Tasks to complete →
(A) From the FCRA post, return the passage that opens with the words containing "I request to" and closes with "as per FCRA.".
(B) In the FCRA post, what overthrew the PHC's tin shed?

Supplied text →
-- -- --
Dear Members,
I would like to get advice on the following issue.
A sporting organisation holding FCRA registration has established a health care center PHC type in rural area in 2007 with foreign support. For the administrative purpose the organisation has created a Trust in 2010 consisting of the selected GB members from the same organisation and the land of the PHC is given to the Trust by the said organisation. So long the cost of PHC building construction, instruments, staff are maintained by the organisation based on an notary affidavit agreement with the Trust. In August 2020 some amount of foreign grant (about 4.5 lac) is received by the organisation for rebuilding the PHC’s tin – shed completely overthrown by the severe cyclone Amphan and started to work in middle of September 2020 on request of the Trust. In the mean time the FCRA amendment bill becomes effective. Now I like to know whether the FCRA holding organisation can spend for the rebuilding of tin-shed of the Trust’s PHC though the organisation spends directly and keeping all accountability with it.
I request to give advice how the repairing and rebuilding of the shed can be possible from the grant received from abroad by the organisation?
Please let me also have the suggestion what will be the utility of the grant if it is not permissible to spend for the purpose.
With best regards.
Samir Kr. Halder
Ashakiran Hospital Trust
I agree with what Mr. Subhash says.
Case A – If the Trust is not FC registered
If the Trust doesn’t have FC registration and if the land that was transferred was acquired out of FC funds then that violates the FCRA law. If the land was acquired out of LC funds then it is not a problem. Further without the FCRA registration, any FC money provided to the Trust for whatever purpose is not as per FCRA.
-- -- --
Document layout analysis data:

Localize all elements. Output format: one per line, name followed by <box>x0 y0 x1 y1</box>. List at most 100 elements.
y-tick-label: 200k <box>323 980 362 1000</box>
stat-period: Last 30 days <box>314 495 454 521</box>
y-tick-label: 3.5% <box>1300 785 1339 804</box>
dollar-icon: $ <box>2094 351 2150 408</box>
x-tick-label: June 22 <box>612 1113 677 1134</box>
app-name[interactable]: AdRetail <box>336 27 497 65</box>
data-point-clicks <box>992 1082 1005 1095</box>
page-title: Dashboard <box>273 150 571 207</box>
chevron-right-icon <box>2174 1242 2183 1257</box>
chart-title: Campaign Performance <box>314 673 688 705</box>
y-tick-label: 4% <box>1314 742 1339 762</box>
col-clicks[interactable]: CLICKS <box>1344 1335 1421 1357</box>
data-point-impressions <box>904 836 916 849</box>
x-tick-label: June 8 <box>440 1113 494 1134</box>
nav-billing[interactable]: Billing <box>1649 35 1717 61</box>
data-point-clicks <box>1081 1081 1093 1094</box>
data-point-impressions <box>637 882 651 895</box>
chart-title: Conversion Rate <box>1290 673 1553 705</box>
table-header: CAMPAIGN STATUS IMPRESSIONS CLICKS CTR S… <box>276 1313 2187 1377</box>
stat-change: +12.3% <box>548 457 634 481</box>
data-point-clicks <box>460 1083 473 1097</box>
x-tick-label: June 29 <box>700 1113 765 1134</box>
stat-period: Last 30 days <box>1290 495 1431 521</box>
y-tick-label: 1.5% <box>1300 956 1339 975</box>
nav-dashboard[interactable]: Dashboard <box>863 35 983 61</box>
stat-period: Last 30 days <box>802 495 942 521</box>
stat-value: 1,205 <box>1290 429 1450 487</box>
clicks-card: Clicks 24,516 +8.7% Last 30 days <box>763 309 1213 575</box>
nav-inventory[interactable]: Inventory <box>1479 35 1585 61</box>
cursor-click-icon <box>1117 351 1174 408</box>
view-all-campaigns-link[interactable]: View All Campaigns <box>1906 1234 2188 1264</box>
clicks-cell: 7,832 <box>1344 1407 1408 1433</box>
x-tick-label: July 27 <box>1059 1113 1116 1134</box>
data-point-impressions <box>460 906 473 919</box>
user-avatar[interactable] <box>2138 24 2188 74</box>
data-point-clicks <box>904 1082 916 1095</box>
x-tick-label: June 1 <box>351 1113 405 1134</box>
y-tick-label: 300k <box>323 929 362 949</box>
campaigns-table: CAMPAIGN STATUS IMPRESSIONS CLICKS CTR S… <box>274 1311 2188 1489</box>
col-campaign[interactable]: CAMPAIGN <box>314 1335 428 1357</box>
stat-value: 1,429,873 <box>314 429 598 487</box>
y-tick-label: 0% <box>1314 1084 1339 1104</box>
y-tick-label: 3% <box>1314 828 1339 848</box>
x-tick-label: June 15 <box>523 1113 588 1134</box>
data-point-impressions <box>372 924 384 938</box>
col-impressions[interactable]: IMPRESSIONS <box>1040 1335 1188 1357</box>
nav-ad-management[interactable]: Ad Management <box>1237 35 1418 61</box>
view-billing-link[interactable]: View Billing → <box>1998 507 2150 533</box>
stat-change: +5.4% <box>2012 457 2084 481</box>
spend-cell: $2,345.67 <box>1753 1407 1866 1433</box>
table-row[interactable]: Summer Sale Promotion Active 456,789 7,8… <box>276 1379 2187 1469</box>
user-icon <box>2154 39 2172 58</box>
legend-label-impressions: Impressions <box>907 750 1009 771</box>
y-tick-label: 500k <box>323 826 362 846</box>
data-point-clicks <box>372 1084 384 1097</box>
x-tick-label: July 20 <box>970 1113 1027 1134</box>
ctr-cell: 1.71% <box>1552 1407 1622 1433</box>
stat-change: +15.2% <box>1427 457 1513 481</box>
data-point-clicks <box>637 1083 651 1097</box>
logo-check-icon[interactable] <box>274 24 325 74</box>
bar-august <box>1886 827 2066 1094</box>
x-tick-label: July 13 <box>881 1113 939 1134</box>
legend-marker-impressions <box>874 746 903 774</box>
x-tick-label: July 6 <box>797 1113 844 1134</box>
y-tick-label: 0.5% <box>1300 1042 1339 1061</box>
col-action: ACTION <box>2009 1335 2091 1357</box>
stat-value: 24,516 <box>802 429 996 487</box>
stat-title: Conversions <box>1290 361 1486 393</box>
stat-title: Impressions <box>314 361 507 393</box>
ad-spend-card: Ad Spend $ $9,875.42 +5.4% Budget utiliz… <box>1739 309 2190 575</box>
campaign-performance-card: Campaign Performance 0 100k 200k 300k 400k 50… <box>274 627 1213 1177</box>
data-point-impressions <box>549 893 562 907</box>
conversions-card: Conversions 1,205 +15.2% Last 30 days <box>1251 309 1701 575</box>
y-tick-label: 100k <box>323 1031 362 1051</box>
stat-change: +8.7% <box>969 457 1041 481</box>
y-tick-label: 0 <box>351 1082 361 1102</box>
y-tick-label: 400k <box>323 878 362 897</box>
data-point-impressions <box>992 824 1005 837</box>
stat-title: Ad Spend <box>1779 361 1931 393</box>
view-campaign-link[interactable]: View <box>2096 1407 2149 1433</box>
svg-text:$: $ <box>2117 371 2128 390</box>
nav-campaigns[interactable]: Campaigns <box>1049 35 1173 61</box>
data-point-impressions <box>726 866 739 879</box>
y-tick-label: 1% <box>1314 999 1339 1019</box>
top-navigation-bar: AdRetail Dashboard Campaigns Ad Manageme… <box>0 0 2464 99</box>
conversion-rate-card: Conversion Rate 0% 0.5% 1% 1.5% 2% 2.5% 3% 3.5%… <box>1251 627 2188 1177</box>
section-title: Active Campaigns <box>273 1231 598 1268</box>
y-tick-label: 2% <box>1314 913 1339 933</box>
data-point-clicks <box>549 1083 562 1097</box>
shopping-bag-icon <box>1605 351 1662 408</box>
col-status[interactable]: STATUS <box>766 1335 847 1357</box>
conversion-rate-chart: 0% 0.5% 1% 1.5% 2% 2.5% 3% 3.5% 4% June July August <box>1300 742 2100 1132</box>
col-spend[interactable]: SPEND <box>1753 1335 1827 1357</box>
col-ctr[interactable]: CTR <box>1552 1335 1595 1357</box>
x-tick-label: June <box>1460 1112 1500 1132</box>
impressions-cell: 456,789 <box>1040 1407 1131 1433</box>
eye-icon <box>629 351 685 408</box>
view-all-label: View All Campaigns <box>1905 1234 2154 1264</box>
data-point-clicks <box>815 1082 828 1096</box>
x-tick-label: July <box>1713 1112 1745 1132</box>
-- -- --
Exercise responses →
(A)
I request to give advice how the repairing and rebuilding of the shed can be possible from the grant received from abroad by the organisation?
Please let me also have the suggestion what will be the utility of the grant if it is not permissible to spend for the purpose.
With best regards.
Samir Kr. Halder
Ashakiran Hospital Trust
I agree with what Mr. Subhash says.
Case A – If the Trust is not FC registered
If the Trust doesn’t have FC registration and if the land that was transferred was acquired out of FC funds then that violates the FCRA law. If the land was acquired out of LC funds then it is not a problem. Further without the FCRA registration, any FC money provided to the Trust for whatever purpose is not as per FCRA.

(B) The severe cyclone Amphan.